WHAT YOU WILL DO: Print every entry word for word, but omit the pictures.

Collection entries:
[start]
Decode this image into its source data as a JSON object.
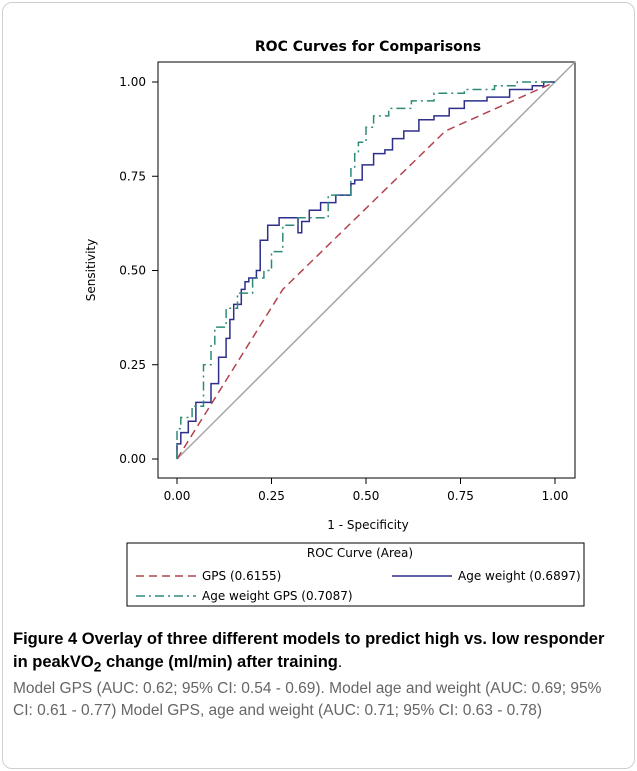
{
  "chart_data": {
    "type": "line",
    "title": "ROC Curves for Comparisons",
    "xlabel": "1 - Specificity",
    "ylabel": "Sensitivity",
    "xlim": [
      0,
      1
    ],
    "ylim": [
      0,
      1
    ],
    "x_ticks": [
      "0.00",
      "0.25",
      "0.50",
      "0.75",
      "1.00"
    ],
    "y_ticks": [
      "0.00",
      "0.25",
      "0.50",
      "0.75",
      "1.00"
    ],
    "grid": false,
    "legend": {
      "title": "ROC Curve (Area)",
      "placement": "bottom"
    },
    "series": [
      {
        "name": "GPS  (0.6155)",
        "color": "#b3434f",
        "style": "dashed",
        "x": [
          0,
          0.28,
          0.71,
          1.0
        ],
        "y": [
          0,
          0.45,
          0.87,
          1.0
        ]
      },
      {
        "name": "Age weight  (0.6897)",
        "color": "#2e2e8c",
        "style": "solid",
        "x": [
          0,
          0,
          0.01,
          0.01,
          0.03,
          0.03,
          0.05,
          0.05,
          0.09,
          0.09,
          0.11,
          0.11,
          0.13,
          0.13,
          0.14,
          0.14,
          0.15,
          0.15,
          0.17,
          0.17,
          0.18,
          0.18,
          0.19,
          0.19,
          0.21,
          0.21,
          0.22,
          0.22,
          0.24,
          0.24,
          0.26,
          0.26,
          0.27,
          0.27,
          0.32,
          0.32,
          0.33,
          0.33,
          0.35,
          0.35,
          0.38,
          0.38,
          0.42,
          0.42,
          0.46,
          0.46,
          0.47,
          0.47,
          0.49,
          0.49,
          0.52,
          0.52,
          0.55,
          0.55,
          0.57,
          0.57,
          0.6,
          0.6,
          0.64,
          0.64,
          0.68,
          0.68,
          0.72,
          0.72,
          0.76,
          0.76,
          0.82,
          0.82,
          0.88,
          0.88,
          0.94,
          0.94,
          0.97,
          0.97,
          1.0
        ],
        "y": [
          0,
          0.04,
          0.04,
          0.07,
          0.07,
          0.1,
          0.1,
          0.15,
          0.15,
          0.2,
          0.2,
          0.27,
          0.27,
          0.32,
          0.32,
          0.37,
          0.37,
          0.41,
          0.41,
          0.45,
          0.45,
          0.47,
          0.47,
          0.48,
          0.48,
          0.5,
          0.5,
          0.58,
          0.58,
          0.62,
          0.62,
          0.62,
          0.62,
          0.64,
          0.64,
          0.6,
          0.6,
          0.63,
          0.63,
          0.66,
          0.66,
          0.68,
          0.68,
          0.7,
          0.7,
          0.73,
          0.73,
          0.74,
          0.74,
          0.78,
          0.78,
          0.81,
          0.81,
          0.82,
          0.82,
          0.85,
          0.85,
          0.87,
          0.87,
          0.9,
          0.9,
          0.91,
          0.91,
          0.93,
          0.93,
          0.95,
          0.95,
          0.96,
          0.96,
          0.98,
          0.98,
          0.99,
          0.99,
          1.0,
          1.0
        ]
      },
      {
        "name": "Age weight GPS  (0.7087)",
        "color": "#2e8a78",
        "style": "dashdot",
        "x": [
          0,
          0,
          0.01,
          0.01,
          0.04,
          0.04,
          0.07,
          0.07,
          0.09,
          0.09,
          0.1,
          0.1,
          0.13,
          0.13,
          0.16,
          0.16,
          0.2,
          0.2,
          0.23,
          0.23,
          0.25,
          0.25,
          0.28,
          0.28,
          0.32,
          0.32,
          0.35,
          0.35,
          0.4,
          0.4,
          0.46,
          0.46,
          0.47,
          0.47,
          0.48,
          0.48,
          0.5,
          0.5,
          0.52,
          0.52,
          0.56,
          0.56,
          0.62,
          0.62,
          0.68,
          0.68,
          0.76,
          0.76,
          0.84,
          0.84,
          0.9,
          0.9,
          1.0
        ],
        "y": [
          0,
          0.08,
          0.08,
          0.11,
          0.11,
          0.14,
          0.14,
          0.25,
          0.25,
          0.3,
          0.3,
          0.35,
          0.35,
          0.4,
          0.4,
          0.44,
          0.44,
          0.48,
          0.48,
          0.5,
          0.5,
          0.55,
          0.55,
          0.62,
          0.62,
          0.64,
          0.64,
          0.64,
          0.64,
          0.7,
          0.7,
          0.77,
          0.77,
          0.81,
          0.81,
          0.84,
          0.84,
          0.88,
          0.88,
          0.91,
          0.91,
          0.93,
          0.93,
          0.95,
          0.95,
          0.97,
          0.97,
          0.98,
          0.98,
          0.99,
          0.99,
          1.0,
          1.0
        ]
      }
    ],
    "reference_line": {
      "x": [
        0,
        1
      ],
      "y": [
        0,
        1
      ],
      "color": "#a6a6a6"
    }
  },
  "caption": {
    "figure_label": "Figure 4",
    "heading_pre": " Overlay of three different models to predict high vs. low responder in peakVO",
    "heading_sub": "2",
    "heading_post": " change (ml/min) after training",
    "heading_end": ".",
    "body": "Model GPS (AUC: 0.62; 95% CI: 0.54 - 0.69). Model age and weight (AUC: 0.69; 95% CI: 0.61 - 0.77) Model GPS, age and weight (AUC: 0.71; 95% CI: 0.63 - 0.78)"
  }
}
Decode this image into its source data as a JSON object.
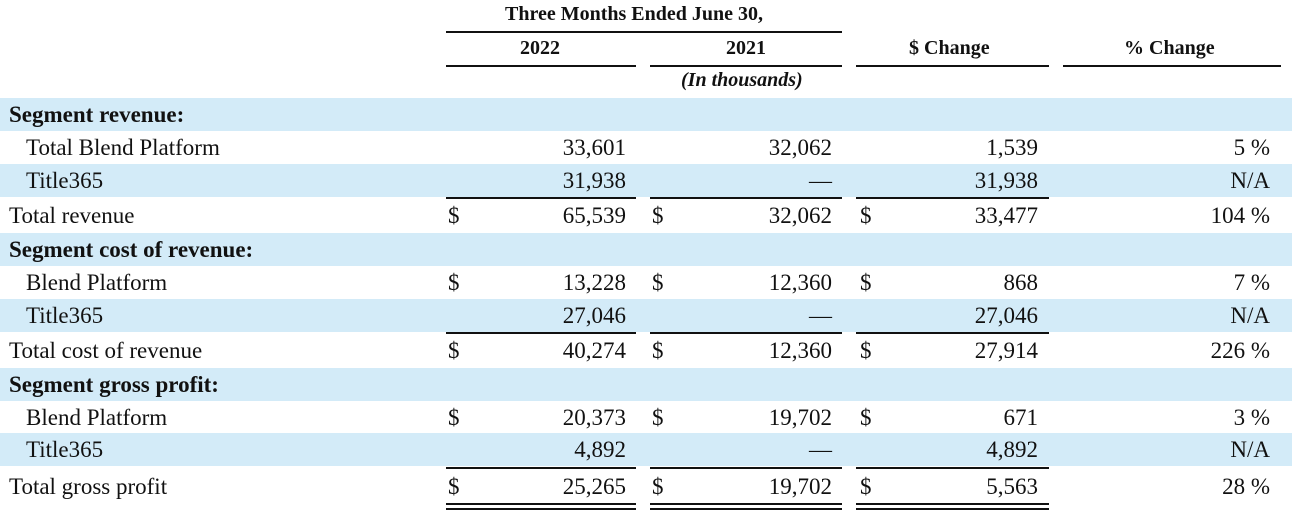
{
  "header": {
    "period": "Three Months Ended June 30,",
    "col_2022": "2022",
    "col_2021": "2021",
    "col_dollar_change": "$ Change",
    "col_pct_change": "% Change",
    "units": "(In thousands)"
  },
  "currency_symbol": "$",
  "row_shading_color": "#d3ebf8",
  "rows": [
    {
      "label": "Segment revenue:",
      "v2022": "",
      "v2021": "",
      "change": "",
      "pct": ""
    },
    {
      "label": "Total Blend Platform",
      "v2022": "33,601",
      "v2021": "32,062",
      "change": "1,539",
      "pct": "5 %"
    },
    {
      "label": "Title365",
      "v2022": "31,938",
      "v2021": "—",
      "change": "31,938",
      "pct": "N/A"
    },
    {
      "label": "Total revenue",
      "v2022": "65,539",
      "v2021": "32,062",
      "change": "33,477",
      "pct": "104 %"
    },
    {
      "label": "Segment cost of revenue:",
      "v2022": "",
      "v2021": "",
      "change": "",
      "pct": ""
    },
    {
      "label": "Blend Platform",
      "v2022": "13,228",
      "v2021": "12,360",
      "change": "868",
      "pct": "7 %"
    },
    {
      "label": "Title365",
      "v2022": "27,046",
      "v2021": "—",
      "change": "27,046",
      "pct": "N/A"
    },
    {
      "label": "Total cost of revenue",
      "v2022": "40,274",
      "v2021": "12,360",
      "change": "27,914",
      "pct": "226 %"
    },
    {
      "label": "Segment gross profit:",
      "v2022": "",
      "v2021": "",
      "change": "",
      "pct": ""
    },
    {
      "label": "Blend Platform",
      "v2022": "20,373",
      "v2021": "19,702",
      "change": "671",
      "pct": "3 %"
    },
    {
      "label": "Title365",
      "v2022": "4,892",
      "v2021": "—",
      "change": "4,892",
      "pct": "N/A"
    },
    {
      "label": "Total gross profit",
      "v2022": "25,265",
      "v2021": "19,702",
      "change": "5,563",
      "pct": "28 %"
    }
  ]
}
[end]
WRITTEN SOLUTION:
Decode this image into its source data as a JSON object.
{
  "chart_data": {
    "type": "line",
    "title": "ROC Curves for Comparisons",
    "xlabel": "1 - Specificity",
    "ylabel": "Sensitivity",
    "xlim": [
      0,
      1
    ],
    "ylim": [
      0,
      1
    ],
    "x_ticks": [
      "0.00",
      "0.25",
      "0.50",
      "0.75",
      "1.00"
    ],
    "y_ticks": [
      "0.00",
      "0.25",
      "0.50",
      "0.75",
      "1.00"
    ],
    "grid": false,
    "legend": {
      "title": "ROC Curve (Area)",
      "placement": "bottom"
    },
    "series": [
      {
        "name": "GPS  (0.6155)",
        "color": "#b3434f",
        "style": "dashed",
        "x": [
          0,
          0.28,
          0.71,
          1.0
        ],
        "y": [
          0,
          0.45,
          0.87,
          1.0
        ]
      },
      {
        "name": "Age weight  (0.6897)",
        "color": "#2e2e8c",
        "style": "solid",
        "x": [
          0,
          0,
          0.01,
          0.01,
          0.03,
          0.03,
          0.05,
          0.05,
          0.09,
          0.09,
          0.11,
          0.11,
          0.13,
          0.13,
          0.14,
          0.14,
          0.15,
          0.15,
          0.17,
          0.17,
          0.18,
          0.18,
          0.19,
          0.19,
          0.21,
          0.21,
          0.22,
          0.22,
          0.24,
          0.24,
          0.26,
          0.26,
          0.27,
          0.27,
          0.32,
          0.32,
          0.33,
          0.33,
          0.35,
          0.35,
          0.38,
          0.38,
          0.42,
          0.42,
          0.46,
          0.46,
          0.47,
          0.47,
          0.49,
          0.49,
          0.52,
          0.52,
          0.55,
          0.55,
          0.57,
          0.57,
          0.6,
          0.6,
          0.64,
          0.64,
          0.68,
          0.68,
          0.72,
          0.72,
          0.76,
          0.76,
          0.82,
          0.82,
          0.88,
          0.88,
          0.94,
          0.94,
          0.97,
          0.97,
          1.0
        ],
        "y": [
          0,
          0.04,
          0.04,
          0.07,
          0.07,
          0.1,
          0.1,
          0.15,
          0.15,
          0.2,
          0.2,
          0.27,
          0.27,
          0.32,
          0.32,
          0.37,
          0.37,
          0.41,
          0.41,
          0.45,
          0.45,
          0.47,
          0.47,
          0.48,
          0.48,
          0.5,
          0.5,
          0.58,
          0.58,
          0.62,
          0.62,
          0.62,
          0.62,
          0.64,
          0.64,
          0.6,
          0.6,
          0.63,
          0.63,
          0.66,
          0.66,
          0.68,
          0.68,
          0.7,
          0.7,
          0.73,
          0.73,
          0.74,
          0.74,
          0.78,
          0.78,
          0.81,
          0.81,
          0.82,
          0.82,
          0.85,
          0.85,
          0.87,
          0.87,
          0.9,
          0.9,
          0.91,
          0.91,
          0.93,
          0.93,
          0.95,
          0.95,
          0.96,
          0.96,
          0.98,
          0.98,
          0.99,
          0.99,
          1.0,
          1.0
        ]
      },
      {
        "name": "Age weight GPS  (0.7087)",
        "color": "#2e8a78",
        "style": "dashdot",
        "x": [
          0,
          0,
          0.01,
          0.01,
          0.04,
          0.04,
          0.07,
          0.07,
          0.09,
          0.09,
          0.1,
          0.1,
          0.13,
          0.13,
          0.16,
          0.16,
          0.2,
          0.2,
          0.23,
          0.23,
          0.25,
          0.25,
          0.28,
          0.28,
          0.32,
          0.32,
          0.35,
          0.35,
          0.4,
          0.4,
          0.46,
          0.46,
          0.47,
          0.47,
          0.48,
          0.48,
          0.5,
          0.5,
          0.52,
          0.52,
          0.56,
          0.56,
          0.62,
          0.62,
          0.68,
          0.68,
          0.76,
          0.76,
          0.84,
          0.84,
          0.9,
          0.9,
          1.0
        ],
        "y": [
          0,
          0.08,
          0.08,
          0.11,
          0.11,
          0.14,
          0.14,
          0.25,
          0.25,
          0.3,
          0.3,
          0.35,
          0.35,
          0.4,
          0.4,
          0.44,
          0.44,
          0.48,
          0.48,
          0.5,
          0.5,
          0.55,
          0.55,
          0.62,
          0.62,
          0.64,
          0.64,
          0.64,
          0.64,
          0.7,
          0.7,
          0.77,
          0.77,
          0.81,
          0.81,
          0.84,
          0.84,
          0.88,
          0.88,
          0.91,
          0.91,
          0.93,
          0.93,
          0.95,
          0.95,
          0.97,
          0.97,
          0.98,
          0.98,
          0.99,
          0.99,
          1.0,
          1.0
        ]
      }
    ],
    "reference_line": {
      "x": [
        0,
        1
      ],
      "y": [
        0,
        1
      ],
      "color": "#a6a6a6"
    }
  },
  "caption": {
    "figure_label": "Figure 4",
    "heading_pre": " Overlay of three different models to predict high vs. low responder in peakVO",
    "heading_sub": "2",
    "heading_post": " change (ml/min) after training",
    "heading_end": ".",
    "body": "Model GPS (AUC: 0.62; 95% CI: 0.54 - 0.69). Model age and weight (AUC: 0.69; 95% CI: 0.61 - 0.77) Model GPS, age and weight (AUC: 0.71; 95% CI: 0.63 - 0.78)"
  }
}
Decode this image into its source data as a JSON object.
{
  "header": {
    "period": "Three Months Ended June 30,",
    "col_2022": "2022",
    "col_2021": "2021",
    "col_dollar_change": "$ Change",
    "col_pct_change": "% Change",
    "units": "(In thousands)"
  },
  "currency_symbol": "$",
  "row_shading_color": "#d3ebf8",
  "rows": [
    {
      "label": "Segment revenue:",
      "v2022": "",
      "v2021": "",
      "change": "",
      "pct": ""
    },
    {
      "label": "Total Blend Platform",
      "v2022": "33,601",
      "v2021": "32,062",
      "change": "1,539",
      "pct": "5 %"
    },
    {
      "label": "Title365",
      "v2022": "31,938",
      "v2021": "—",
      "change": "31,938",
      "pct": "N/A"
    },
    {
      "label": "Total revenue",
      "v2022": "65,539",
      "v2021": "32,062",
      "change": "33,477",
      "pct": "104 %"
    },
    {
      "label": "Segment cost of revenue:",
      "v2022": "",
      "v2021": "",
      "change": "",
      "pct": ""
    },
    {
      "label": "Blend Platform",
      "v2022": "13,228",
      "v2021": "12,360",
      "change": "868",
      "pct": "7 %"
    },
    {
      "label": "Title365",
      "v2022": "27,046",
      "v2021": "—",
      "change": "27,046",
      "pct": "N/A"
    },
    {
      "label": "Total cost of revenue",
      "v2022": "40,274",
      "v2021": "12,360",
      "change": "27,914",
      "pct": "226 %"
    },
    {
      "label": "Segment gross profit:",
      "v2022": "",
      "v2021": "",
      "change": "",
      "pct": ""
    },
    {
      "label": "Blend Platform",
      "v2022": "20,373",
      "v2021": "19,702",
      "change": "671",
      "pct": "3 %"
    },
    {
      "label": "Title365",
      "v2022": "4,892",
      "v2021": "—",
      "change": "4,892",
      "pct": "N/A"
    },
    {
      "label": "Total gross profit",
      "v2022": "25,265",
      "v2021": "19,702",
      "change": "5,563",
      "pct": "28 %"
    }
  ]
}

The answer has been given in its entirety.